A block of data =
_ _ _ _ _
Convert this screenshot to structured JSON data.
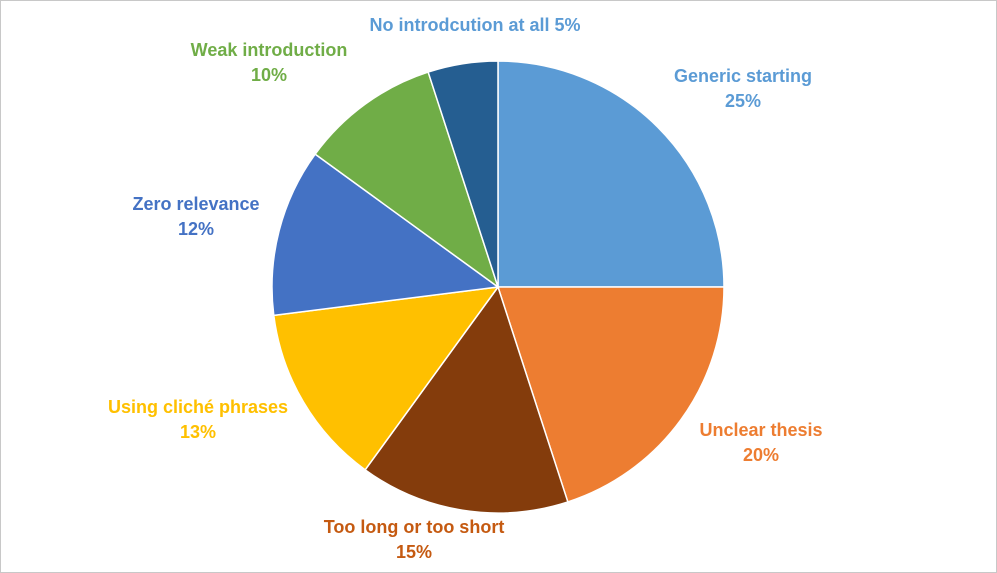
{
  "chart_data": {
    "type": "pie",
    "title": "",
    "start_angle_deg": 0,
    "direction": "clockwise",
    "slices": [
      {
        "label": "Generic starting",
        "value": 25,
        "percent_text": "25%",
        "color": "#5B9BD5",
        "label_color": "#5B9BD5"
      },
      {
        "label": "Unclear thesis",
        "value": 20,
        "percent_text": "20%",
        "color": "#ED7D31",
        "label_color": "#ED7D31"
      },
      {
        "label": "Too long or too short",
        "value": 15,
        "percent_text": "15%",
        "color": "#843C0C",
        "label_color": "#C55A11"
      },
      {
        "label": "Using cliché phrases",
        "value": 13,
        "percent_text": "13%",
        "color": "#FFC000",
        "label_color": "#FFC000"
      },
      {
        "label": "Zero relevance",
        "value": 12,
        "percent_text": "12%",
        "color": "#4472C4",
        "label_color": "#4472C4"
      },
      {
        "label": "Weak introduction",
        "value": 10,
        "percent_text": "10%",
        "color": "#70AD47",
        "label_color": "#70AD47"
      },
      {
        "label": "No introdcution at all",
        "value": 5,
        "percent_text": "5%",
        "color": "#255E91",
        "label_color": "#5B9BD5"
      }
    ],
    "slice_border_color": "#ffffff"
  }
}
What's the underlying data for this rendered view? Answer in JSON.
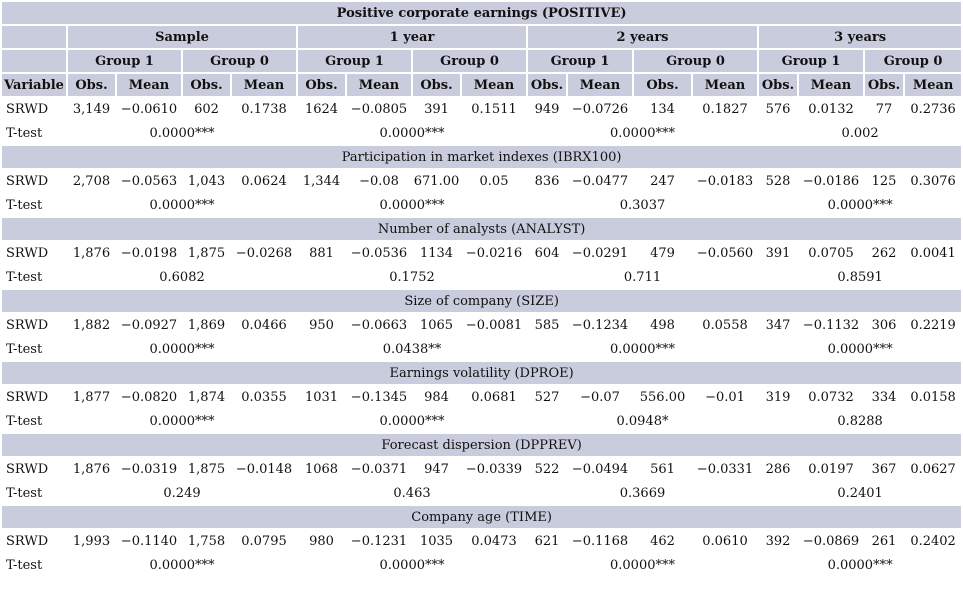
{
  "table": {
    "title": "Positive corporate earnings (POSITIVE)",
    "period_headers": [
      "Sample",
      "1 year",
      "2 years",
      "3 years"
    ],
    "group_headers": [
      "Group 1",
      "Group 0",
      "Group 1",
      "Group 0",
      "Group 1",
      "Group 0",
      "Group 1",
      "Group 0"
    ],
    "col_headers": [
      "Variable",
      "Obs.",
      "Mean",
      "Obs.",
      "Mean",
      "Obs.",
      "Mean",
      "Obs.",
      "Mean",
      "Obs.",
      "Mean",
      "Obs.",
      "Mean",
      "Obs.",
      "Mean",
      "Obs.",
      "Mean"
    ],
    "sections": [
      {
        "title": "",
        "srwd": [
          "SRWD",
          "3,149",
          "−0.0610",
          "602",
          "0.1738",
          "1624",
          "−0.0805",
          "391",
          "0.1511",
          "949",
          "−0.0726",
          "134",
          "0.1827",
          "576",
          "0.0132",
          "77",
          "0.2736"
        ],
        "ttest_label": "T-test",
        "ttest": [
          "0.0000***",
          "0.0000***",
          "0.0000***",
          "0.002"
        ]
      },
      {
        "title": "Participation in market indexes (IBRX100)",
        "srwd": [
          "SRWD",
          "2,708",
          "−0.0563",
          "1,043",
          "0.0624",
          "1,344",
          "−0.08",
          "671.00",
          "0.05",
          "836",
          "−0.0477",
          "247",
          "−0.0183",
          "528",
          "−0.0186",
          "125",
          "0.3076"
        ],
        "ttest_label": "T-test",
        "ttest": [
          "0.0000***",
          "0.0000***",
          "0.3037",
          "0.0000***"
        ]
      },
      {
        "title": "Number of analysts (ANALYST)",
        "srwd": [
          "SRWD",
          "1,876",
          "−0.0198",
          "1,875",
          "−0.0268",
          "881",
          "−0.0536",
          "1134",
          "−0.0216",
          "604",
          "−0.0291",
          "479",
          "−0.0560",
          "391",
          "0.0705",
          "262",
          "0.0041"
        ],
        "ttest_label": "T-test",
        "ttest": [
          "0.6082",
          "0.1752",
          "0.711",
          "0.8591"
        ]
      },
      {
        "title": "Size of company (SIZE)",
        "srwd": [
          "SRWD",
          "1,882",
          "−0.0927",
          "1,869",
          "0.0466",
          "950",
          "−0.0663",
          "1065",
          "−0.0081",
          "585",
          "−0.1234",
          "498",
          "0.0558",
          "347",
          "−0.1132",
          "306",
          "0.2219"
        ],
        "ttest_label": "T-test",
        "ttest": [
          "0.0000***",
          "0.0438**",
          "0.0000***",
          "0.0000***"
        ]
      },
      {
        "title": "Earnings volatility (DPROE)",
        "srwd": [
          "SRWD",
          "1,877",
          "−0.0820",
          "1,874",
          "0.0355",
          "1031",
          "−0.1345",
          "984",
          "0.0681",
          "527",
          "−0.07",
          "556.00",
          "−0.01",
          "319",
          "0.0732",
          "334",
          "0.0158"
        ],
        "ttest_label": "T-test",
        "ttest": [
          "0.0000***",
          "0.0000***",
          "0.0948*",
          "0.8288"
        ]
      },
      {
        "title": "Forecast dispersion (DPPREV)",
        "srwd": [
          "SRWD",
          "1,876",
          "−0.0319",
          "1,875",
          "−0.0148",
          "1068",
          "−0.0371",
          "947",
          "−0.0339",
          "522",
          "−0.0494",
          "561",
          "−0.0331",
          "286",
          "0.0197",
          "367",
          "0.0627"
        ],
        "ttest_label": "T-test",
        "ttest": [
          "0.249",
          "0.463",
          "0.3669",
          "0.2401"
        ]
      },
      {
        "title": "Company age (TIME)",
        "srwd": [
          "SRWD",
          "1,993",
          "−0.1140",
          "1,758",
          "0.0795",
          "980",
          "−0.1231",
          "1035",
          "0.0473",
          "621",
          "−0.1168",
          "462",
          "0.0610",
          "392",
          "−0.0869",
          "261",
          "0.2402"
        ],
        "ttest_label": "T-test",
        "ttest": [
          "0.0000***",
          "0.0000***",
          "0.0000***",
          "0.0000***"
        ]
      }
    ]
  }
}
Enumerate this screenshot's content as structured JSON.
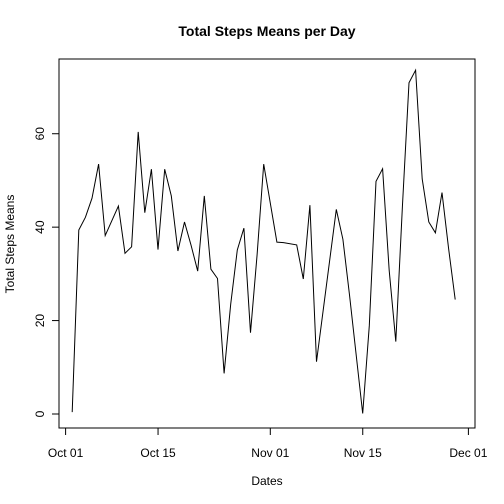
{
  "chart_data": {
    "type": "line",
    "title": "Total Steps Means per Day",
    "xlabel": "Dates",
    "ylabel": "Total Steps Means",
    "x_tick_labels": [
      "Oct 01",
      "Oct 15",
      "Nov 01",
      "Nov 15",
      "Dec 01"
    ],
    "x_tick_dates": [
      "2012-10-01",
      "2012-10-15",
      "2012-11-01",
      "2012-11-15",
      "2012-12-01"
    ],
    "y_ticks": [
      0,
      20,
      40,
      60
    ],
    "y_tick_labels": [
      "0",
      "20",
      "40",
      "60"
    ],
    "xlim": [
      "2012-09-30",
      "2012-12-02"
    ],
    "ylim": [
      -3,
      76
    ],
    "grid": false,
    "series": [
      {
        "color": "#000000",
        "x": [
          "2012-10-02",
          "2012-10-03",
          "2012-10-04",
          "2012-10-05",
          "2012-10-06",
          "2012-10-07",
          "2012-10-09",
          "2012-10-10",
          "2012-10-11",
          "2012-10-12",
          "2012-10-13",
          "2012-10-14",
          "2012-10-15",
          "2012-10-16",
          "2012-10-17",
          "2012-10-18",
          "2012-10-19",
          "2012-10-20",
          "2012-10-21",
          "2012-10-22",
          "2012-10-23",
          "2012-10-24",
          "2012-10-25",
          "2012-10-26",
          "2012-10-27",
          "2012-10-28",
          "2012-10-29",
          "2012-10-30",
          "2012-10-31",
          "2012-11-02",
          "2012-11-03",
          "2012-11-05",
          "2012-11-06",
          "2012-11-07",
          "2012-11-08",
          "2012-11-11",
          "2012-11-12",
          "2012-11-13",
          "2012-11-15",
          "2012-11-16",
          "2012-11-17",
          "2012-11-18",
          "2012-11-19",
          "2012-11-20",
          "2012-11-21",
          "2012-11-22",
          "2012-11-23",
          "2012-11-24",
          "2012-11-25",
          "2012-11-26",
          "2012-11-27",
          "2012-11-28",
          "2012-11-29"
        ],
        "y": [
          0.4,
          39.4,
          42.1,
          46.2,
          53.5,
          38.2,
          44.5,
          34.4,
          35.8,
          60.4,
          43.1,
          52.4,
          35.2,
          52.4,
          46.7,
          34.9,
          41.1,
          36.1,
          30.6,
          46.7,
          31.0,
          29.0,
          8.7,
          23.5,
          35.1,
          39.8,
          17.4,
          34.1,
          53.5,
          36.8,
          36.7,
          36.2,
          28.9,
          44.7,
          11.2,
          43.8,
          37.4,
          25.5,
          0.1,
          18.9,
          49.8,
          52.5,
          30.7,
          15.5,
          44.4,
          70.9,
          73.6,
          50.3,
          41.1,
          38.8,
          47.4,
          35.4,
          24.5
        ]
      }
    ]
  }
}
_ _ _ _ _
Task instructions = Display every line of the listing that contains the string "screenshot".

Answer to the problem =
Convert this screenshot to structured JSON data.
Enumerate this screenshot's content as structured JSON.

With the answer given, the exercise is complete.